_REQUIRED TASK_
Which lines of the records contain "name"? Collect every one of them.

━━━━━━━━━━

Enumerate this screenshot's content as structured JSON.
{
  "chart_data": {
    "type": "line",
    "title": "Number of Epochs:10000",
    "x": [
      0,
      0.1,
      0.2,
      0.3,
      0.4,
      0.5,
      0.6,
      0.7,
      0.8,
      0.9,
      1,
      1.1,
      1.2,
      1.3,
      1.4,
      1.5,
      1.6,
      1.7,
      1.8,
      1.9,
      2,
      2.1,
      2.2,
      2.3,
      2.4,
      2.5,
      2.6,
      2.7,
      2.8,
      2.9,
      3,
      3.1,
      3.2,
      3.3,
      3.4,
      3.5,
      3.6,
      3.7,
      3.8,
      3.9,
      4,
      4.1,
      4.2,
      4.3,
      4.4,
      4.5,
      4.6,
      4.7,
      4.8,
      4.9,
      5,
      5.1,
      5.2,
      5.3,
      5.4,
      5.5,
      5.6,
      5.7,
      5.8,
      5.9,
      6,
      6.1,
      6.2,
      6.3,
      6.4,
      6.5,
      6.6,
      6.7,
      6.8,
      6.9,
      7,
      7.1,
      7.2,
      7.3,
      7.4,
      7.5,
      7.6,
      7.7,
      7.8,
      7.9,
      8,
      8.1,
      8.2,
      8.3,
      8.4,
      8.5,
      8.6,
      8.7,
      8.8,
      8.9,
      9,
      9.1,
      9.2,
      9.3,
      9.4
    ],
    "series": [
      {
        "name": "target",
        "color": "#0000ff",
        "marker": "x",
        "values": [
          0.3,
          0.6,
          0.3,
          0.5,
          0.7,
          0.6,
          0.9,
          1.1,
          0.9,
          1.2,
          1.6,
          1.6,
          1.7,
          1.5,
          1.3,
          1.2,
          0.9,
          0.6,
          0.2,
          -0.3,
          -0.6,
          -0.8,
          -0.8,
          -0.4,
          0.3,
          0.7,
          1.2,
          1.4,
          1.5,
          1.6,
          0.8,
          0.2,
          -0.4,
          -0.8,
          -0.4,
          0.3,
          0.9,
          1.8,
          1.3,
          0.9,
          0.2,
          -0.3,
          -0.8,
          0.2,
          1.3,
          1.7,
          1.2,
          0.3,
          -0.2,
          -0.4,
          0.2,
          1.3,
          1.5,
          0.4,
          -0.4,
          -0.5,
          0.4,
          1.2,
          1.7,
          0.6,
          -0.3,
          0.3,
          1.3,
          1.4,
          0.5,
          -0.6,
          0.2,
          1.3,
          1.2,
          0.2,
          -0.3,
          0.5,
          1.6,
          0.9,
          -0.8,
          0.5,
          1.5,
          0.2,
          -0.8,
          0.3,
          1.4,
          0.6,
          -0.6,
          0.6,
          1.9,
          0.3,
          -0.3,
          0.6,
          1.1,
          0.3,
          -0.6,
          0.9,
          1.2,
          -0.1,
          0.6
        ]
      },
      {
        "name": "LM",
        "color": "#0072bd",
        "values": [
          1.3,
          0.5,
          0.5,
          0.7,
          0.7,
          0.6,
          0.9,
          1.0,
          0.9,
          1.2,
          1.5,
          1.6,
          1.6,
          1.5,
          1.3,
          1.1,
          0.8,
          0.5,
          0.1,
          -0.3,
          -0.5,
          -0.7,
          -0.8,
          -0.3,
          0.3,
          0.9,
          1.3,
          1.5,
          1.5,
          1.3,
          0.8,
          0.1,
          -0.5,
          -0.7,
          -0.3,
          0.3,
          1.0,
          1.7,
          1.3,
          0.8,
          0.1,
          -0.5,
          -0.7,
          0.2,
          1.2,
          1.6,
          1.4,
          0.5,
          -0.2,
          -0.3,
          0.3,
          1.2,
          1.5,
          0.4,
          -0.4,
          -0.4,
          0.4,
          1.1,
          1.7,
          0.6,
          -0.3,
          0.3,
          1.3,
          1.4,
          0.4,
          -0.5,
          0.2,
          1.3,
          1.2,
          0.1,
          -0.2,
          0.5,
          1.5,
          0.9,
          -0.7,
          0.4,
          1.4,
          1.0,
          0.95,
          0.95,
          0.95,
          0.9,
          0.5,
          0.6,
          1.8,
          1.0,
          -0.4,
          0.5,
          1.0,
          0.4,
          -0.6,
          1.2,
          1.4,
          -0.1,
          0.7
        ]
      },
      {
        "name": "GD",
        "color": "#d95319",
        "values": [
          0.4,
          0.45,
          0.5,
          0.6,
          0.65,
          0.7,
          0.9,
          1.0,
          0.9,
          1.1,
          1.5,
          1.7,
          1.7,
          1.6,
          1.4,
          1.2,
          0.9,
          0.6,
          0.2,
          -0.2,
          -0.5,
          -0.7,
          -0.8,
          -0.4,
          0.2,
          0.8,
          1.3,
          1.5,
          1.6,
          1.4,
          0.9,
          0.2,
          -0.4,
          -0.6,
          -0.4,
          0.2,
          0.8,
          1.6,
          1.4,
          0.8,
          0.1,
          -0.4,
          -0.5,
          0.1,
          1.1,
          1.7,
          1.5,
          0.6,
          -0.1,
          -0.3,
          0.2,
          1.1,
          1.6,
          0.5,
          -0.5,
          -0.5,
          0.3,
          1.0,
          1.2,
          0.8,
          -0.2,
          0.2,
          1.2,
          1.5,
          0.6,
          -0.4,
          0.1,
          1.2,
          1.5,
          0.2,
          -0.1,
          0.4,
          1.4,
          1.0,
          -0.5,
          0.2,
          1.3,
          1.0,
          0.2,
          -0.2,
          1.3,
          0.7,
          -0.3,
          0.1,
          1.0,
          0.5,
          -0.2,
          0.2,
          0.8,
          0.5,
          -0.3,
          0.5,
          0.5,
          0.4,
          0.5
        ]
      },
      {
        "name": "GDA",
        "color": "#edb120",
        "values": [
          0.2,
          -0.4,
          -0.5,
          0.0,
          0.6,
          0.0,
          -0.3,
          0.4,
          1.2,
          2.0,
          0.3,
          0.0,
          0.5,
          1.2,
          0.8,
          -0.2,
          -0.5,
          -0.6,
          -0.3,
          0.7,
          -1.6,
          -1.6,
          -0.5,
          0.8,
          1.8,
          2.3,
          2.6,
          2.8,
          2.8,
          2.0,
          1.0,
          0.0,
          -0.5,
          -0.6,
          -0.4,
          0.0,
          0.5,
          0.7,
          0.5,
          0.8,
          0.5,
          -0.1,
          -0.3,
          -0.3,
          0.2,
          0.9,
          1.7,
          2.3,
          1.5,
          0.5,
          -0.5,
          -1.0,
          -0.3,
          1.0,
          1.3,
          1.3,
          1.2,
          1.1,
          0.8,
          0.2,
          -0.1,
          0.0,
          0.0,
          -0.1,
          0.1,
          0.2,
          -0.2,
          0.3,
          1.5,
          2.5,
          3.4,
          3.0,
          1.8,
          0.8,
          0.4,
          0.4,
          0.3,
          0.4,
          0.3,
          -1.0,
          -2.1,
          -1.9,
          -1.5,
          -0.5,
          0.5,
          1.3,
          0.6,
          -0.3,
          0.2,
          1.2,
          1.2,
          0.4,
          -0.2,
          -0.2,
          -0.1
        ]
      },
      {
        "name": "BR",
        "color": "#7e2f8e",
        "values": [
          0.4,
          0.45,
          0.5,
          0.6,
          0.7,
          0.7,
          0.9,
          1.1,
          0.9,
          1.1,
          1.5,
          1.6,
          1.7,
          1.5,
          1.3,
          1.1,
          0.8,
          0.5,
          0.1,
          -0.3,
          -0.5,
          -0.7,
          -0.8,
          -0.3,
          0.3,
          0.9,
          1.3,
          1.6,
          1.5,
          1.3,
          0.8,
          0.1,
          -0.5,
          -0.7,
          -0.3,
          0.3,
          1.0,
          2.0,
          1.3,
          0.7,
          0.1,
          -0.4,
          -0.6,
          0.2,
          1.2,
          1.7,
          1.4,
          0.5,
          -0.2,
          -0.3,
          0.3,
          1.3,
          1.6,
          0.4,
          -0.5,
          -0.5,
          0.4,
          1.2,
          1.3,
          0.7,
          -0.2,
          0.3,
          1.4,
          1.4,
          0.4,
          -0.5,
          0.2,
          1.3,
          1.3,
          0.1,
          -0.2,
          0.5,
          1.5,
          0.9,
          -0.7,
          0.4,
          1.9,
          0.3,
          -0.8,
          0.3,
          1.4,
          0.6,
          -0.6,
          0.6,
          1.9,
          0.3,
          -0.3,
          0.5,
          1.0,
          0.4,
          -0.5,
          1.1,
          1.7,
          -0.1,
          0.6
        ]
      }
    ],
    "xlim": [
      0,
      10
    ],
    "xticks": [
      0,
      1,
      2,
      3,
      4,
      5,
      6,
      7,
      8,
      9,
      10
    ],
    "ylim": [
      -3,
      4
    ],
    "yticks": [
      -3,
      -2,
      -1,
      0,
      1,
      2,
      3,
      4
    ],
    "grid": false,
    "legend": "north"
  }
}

━━━━━━━━━━

_FINISHED ANSWER_
        "name": "target",
        "name": "LM",
        "name": "GD",
        "name": "GDA",
        "name": "BR",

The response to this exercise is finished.